_Set task_: Output all of the data below exactly as given.
** START Records supplied **
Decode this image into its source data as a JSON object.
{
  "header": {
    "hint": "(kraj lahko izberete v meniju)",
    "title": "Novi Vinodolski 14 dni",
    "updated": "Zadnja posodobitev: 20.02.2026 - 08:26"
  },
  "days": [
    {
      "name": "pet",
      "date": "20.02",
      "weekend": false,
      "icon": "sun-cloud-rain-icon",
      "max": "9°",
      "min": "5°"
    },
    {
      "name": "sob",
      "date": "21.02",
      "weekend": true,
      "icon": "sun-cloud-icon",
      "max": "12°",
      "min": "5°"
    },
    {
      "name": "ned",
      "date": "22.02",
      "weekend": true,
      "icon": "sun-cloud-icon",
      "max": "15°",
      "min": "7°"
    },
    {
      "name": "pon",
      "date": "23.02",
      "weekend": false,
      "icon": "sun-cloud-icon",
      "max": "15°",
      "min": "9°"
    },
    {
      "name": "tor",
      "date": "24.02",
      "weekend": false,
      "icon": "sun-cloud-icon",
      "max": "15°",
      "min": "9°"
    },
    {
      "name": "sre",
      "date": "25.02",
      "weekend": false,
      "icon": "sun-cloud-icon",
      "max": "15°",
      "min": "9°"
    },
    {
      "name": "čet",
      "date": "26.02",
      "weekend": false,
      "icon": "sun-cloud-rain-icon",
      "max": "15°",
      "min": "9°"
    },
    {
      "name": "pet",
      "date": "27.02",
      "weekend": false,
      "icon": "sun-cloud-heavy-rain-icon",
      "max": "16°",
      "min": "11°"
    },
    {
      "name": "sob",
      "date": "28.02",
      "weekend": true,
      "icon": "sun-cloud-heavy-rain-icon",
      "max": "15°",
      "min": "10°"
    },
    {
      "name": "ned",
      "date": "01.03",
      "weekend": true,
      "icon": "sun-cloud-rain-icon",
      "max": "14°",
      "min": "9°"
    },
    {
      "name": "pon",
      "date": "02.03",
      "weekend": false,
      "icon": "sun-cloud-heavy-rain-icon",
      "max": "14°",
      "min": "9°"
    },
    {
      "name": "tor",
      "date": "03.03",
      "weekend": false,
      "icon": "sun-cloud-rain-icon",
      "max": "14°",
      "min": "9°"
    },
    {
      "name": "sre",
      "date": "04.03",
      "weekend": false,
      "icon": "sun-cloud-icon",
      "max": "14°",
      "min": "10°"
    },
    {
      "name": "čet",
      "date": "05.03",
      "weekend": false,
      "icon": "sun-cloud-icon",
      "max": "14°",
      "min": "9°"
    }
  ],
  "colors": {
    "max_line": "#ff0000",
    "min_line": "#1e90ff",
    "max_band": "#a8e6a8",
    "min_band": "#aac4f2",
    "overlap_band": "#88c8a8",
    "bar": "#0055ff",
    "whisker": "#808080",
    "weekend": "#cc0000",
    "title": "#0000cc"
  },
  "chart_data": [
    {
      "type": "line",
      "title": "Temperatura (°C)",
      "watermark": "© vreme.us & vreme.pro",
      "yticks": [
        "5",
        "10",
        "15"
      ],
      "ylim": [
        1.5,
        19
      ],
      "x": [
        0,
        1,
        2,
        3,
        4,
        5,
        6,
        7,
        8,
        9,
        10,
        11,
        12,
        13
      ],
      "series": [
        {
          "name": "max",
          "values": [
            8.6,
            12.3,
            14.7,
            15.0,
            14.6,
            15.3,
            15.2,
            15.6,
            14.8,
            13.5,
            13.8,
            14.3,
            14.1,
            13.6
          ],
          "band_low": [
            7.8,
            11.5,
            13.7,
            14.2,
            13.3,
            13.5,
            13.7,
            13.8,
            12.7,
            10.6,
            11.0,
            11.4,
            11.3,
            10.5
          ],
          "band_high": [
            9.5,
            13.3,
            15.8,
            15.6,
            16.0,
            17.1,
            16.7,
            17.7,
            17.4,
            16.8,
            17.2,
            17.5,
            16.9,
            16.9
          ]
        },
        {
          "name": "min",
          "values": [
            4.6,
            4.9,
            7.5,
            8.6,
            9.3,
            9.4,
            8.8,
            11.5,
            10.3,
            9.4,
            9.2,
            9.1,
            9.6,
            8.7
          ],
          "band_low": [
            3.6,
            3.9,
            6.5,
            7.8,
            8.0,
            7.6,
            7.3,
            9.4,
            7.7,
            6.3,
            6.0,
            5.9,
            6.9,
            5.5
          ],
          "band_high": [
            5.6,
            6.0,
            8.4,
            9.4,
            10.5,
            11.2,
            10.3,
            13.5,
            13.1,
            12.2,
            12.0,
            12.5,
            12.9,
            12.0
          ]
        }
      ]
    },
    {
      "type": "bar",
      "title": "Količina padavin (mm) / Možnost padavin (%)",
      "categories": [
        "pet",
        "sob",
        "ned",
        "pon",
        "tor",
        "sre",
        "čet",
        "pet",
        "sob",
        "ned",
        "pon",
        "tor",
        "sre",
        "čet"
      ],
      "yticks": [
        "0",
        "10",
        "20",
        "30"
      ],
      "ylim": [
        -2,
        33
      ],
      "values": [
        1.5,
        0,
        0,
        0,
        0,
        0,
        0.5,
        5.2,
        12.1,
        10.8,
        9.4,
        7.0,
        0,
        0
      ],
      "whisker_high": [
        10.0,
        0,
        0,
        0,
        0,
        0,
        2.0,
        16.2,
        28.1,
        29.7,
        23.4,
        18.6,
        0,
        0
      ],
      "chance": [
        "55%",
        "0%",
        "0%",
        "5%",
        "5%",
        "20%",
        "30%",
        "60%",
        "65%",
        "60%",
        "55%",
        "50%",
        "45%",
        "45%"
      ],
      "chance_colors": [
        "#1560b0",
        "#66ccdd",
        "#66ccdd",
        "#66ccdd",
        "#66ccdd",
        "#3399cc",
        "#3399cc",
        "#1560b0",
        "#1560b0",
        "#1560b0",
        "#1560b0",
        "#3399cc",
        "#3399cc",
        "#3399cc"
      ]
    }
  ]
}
** END Records supplied **
_Written response_:
Decode this image into its source data as a JSON object.
{
  "header": {
    "hint": "(kraj lahko izberete v meniju)",
    "title": "Novi Vinodolski 14 dni",
    "updated": "Zadnja posodobitev: 20.02.2026 - 08:26"
  },
  "days": [
    {
      "name": "pet",
      "date": "20.02",
      "weekend": false,
      "icon": "sun-cloud-rain-icon",
      "max": "9°",
      "min": "5°"
    },
    {
      "name": "sob",
      "date": "21.02",
      "weekend": true,
      "icon": "sun-cloud-icon",
      "max": "12°",
      "min": "5°"
    },
    {
      "name": "ned",
      "date": "22.02",
      "weekend": true,
      "icon": "sun-cloud-icon",
      "max": "15°",
      "min": "7°"
    },
    {
      "name": "pon",
      "date": "23.02",
      "weekend": false,
      "icon": "sun-cloud-icon",
      "max": "15°",
      "min": "9°"
    },
    {
      "name": "tor",
      "date": "24.02",
      "weekend": false,
      "icon": "sun-cloud-icon",
      "max": "15°",
      "min": "9°"
    },
    {
      "name": "sre",
      "date": "25.02",
      "weekend": false,
      "icon": "sun-cloud-icon",
      "max": "15°",
      "min": "9°"
    },
    {
      "name": "čet",
      "date": "26.02",
      "weekend": false,
      "icon": "sun-cloud-rain-icon",
      "max": "15°",
      "min": "9°"
    },
    {
      "name": "pet",
      "date": "27.02",
      "weekend": false,
      "icon": "sun-cloud-heavy-rain-icon",
      "max": "16°",
      "min": "11°"
    },
    {
      "name": "sob",
      "date": "28.02",
      "weekend": true,
      "icon": "sun-cloud-heavy-rain-icon",
      "max": "15°",
      "min": "10°"
    },
    {
      "name": "ned",
      "date": "01.03",
      "weekend": true,
      "icon": "sun-cloud-rain-icon",
      "max": "14°",
      "min": "9°"
    },
    {
      "name": "pon",
      "date": "02.03",
      "weekend": false,
      "icon": "sun-cloud-heavy-rain-icon",
      "max": "14°",
      "min": "9°"
    },
    {
      "name": "tor",
      "date": "03.03",
      "weekend": false,
      "icon": "sun-cloud-rain-icon",
      "max": "14°",
      "min": "9°"
    },
    {
      "name": "sre",
      "date": "04.03",
      "weekend": false,
      "icon": "sun-cloud-icon",
      "max": "14°",
      "min": "10°"
    },
    {
      "name": "čet",
      "date": "05.03",
      "weekend": false,
      "icon": "sun-cloud-icon",
      "max": "14°",
      "min": "9°"
    }
  ],
  "colors": {
    "max_line": "#ff0000",
    "min_line": "#1e90ff",
    "max_band": "#a8e6a8",
    "min_band": "#aac4f2",
    "overlap_band": "#88c8a8",
    "bar": "#0055ff",
    "whisker": "#808080",
    "weekend": "#cc0000",
    "title": "#0000cc"
  },
  "chart_data": [
    {
      "type": "line",
      "title": "Temperatura (°C)",
      "watermark": "© vreme.us & vreme.pro",
      "yticks": [
        "5",
        "10",
        "15"
      ],
      "ylim": [
        1.5,
        19
      ],
      "x": [
        0,
        1,
        2,
        3,
        4,
        5,
        6,
        7,
        8,
        9,
        10,
        11,
        12,
        13
      ],
      "series": [
        {
          "name": "max",
          "values": [
            8.6,
            12.3,
            14.7,
            15.0,
            14.6,
            15.3,
            15.2,
            15.6,
            14.8,
            13.5,
            13.8,
            14.3,
            14.1,
            13.6
          ],
          "band_low": [
            7.8,
            11.5,
            13.7,
            14.2,
            13.3,
            13.5,
            13.7,
            13.8,
            12.7,
            10.6,
            11.0,
            11.4,
            11.3,
            10.5
          ],
          "band_high": [
            9.5,
            13.3,
            15.8,
            15.6,
            16.0,
            17.1,
            16.7,
            17.7,
            17.4,
            16.8,
            17.2,
            17.5,
            16.9,
            16.9
          ]
        },
        {
          "name": "min",
          "values": [
            4.6,
            4.9,
            7.5,
            8.6,
            9.3,
            9.4,
            8.8,
            11.5,
            10.3,
            9.4,
            9.2,
            9.1,
            9.6,
            8.7
          ],
          "band_low": [
            3.6,
            3.9,
            6.5,
            7.8,
            8.0,
            7.6,
            7.3,
            9.4,
            7.7,
            6.3,
            6.0,
            5.9,
            6.9,
            5.5
          ],
          "band_high": [
            5.6,
            6.0,
            8.4,
            9.4,
            10.5,
            11.2,
            10.3,
            13.5,
            13.1,
            12.2,
            12.0,
            12.5,
            12.9,
            12.0
          ]
        }
      ]
    },
    {
      "type": "bar",
      "title": "Količina padavin (mm) / Možnost padavin (%)",
      "categories": [
        "pet",
        "sob",
        "ned",
        "pon",
        "tor",
        "sre",
        "čet",
        "pet",
        "sob",
        "ned",
        "pon",
        "tor",
        "sre",
        "čet"
      ],
      "yticks": [
        "0",
        "10",
        "20",
        "30"
      ],
      "ylim": [
        -2,
        33
      ],
      "values": [
        1.5,
        0,
        0,
        0,
        0,
        0,
        0.5,
        5.2,
        12.1,
        10.8,
        9.4,
        7.0,
        0,
        0
      ],
      "whisker_high": [
        10.0,
        0,
        0,
        0,
        0,
        0,
        2.0,
        16.2,
        28.1,
        29.7,
        23.4,
        18.6,
        0,
        0
      ],
      "chance": [
        "55%",
        "0%",
        "0%",
        "5%",
        "5%",
        "20%",
        "30%",
        "60%",
        "65%",
        "60%",
        "55%",
        "50%",
        "45%",
        "45%"
      ],
      "chance_colors": [
        "#1560b0",
        "#66ccdd",
        "#66ccdd",
        "#66ccdd",
        "#66ccdd",
        "#3399cc",
        "#3399cc",
        "#1560b0",
        "#1560b0",
        "#1560b0",
        "#1560b0",
        "#3399cc",
        "#3399cc",
        "#3399cc"
      ]
    }
  ]
}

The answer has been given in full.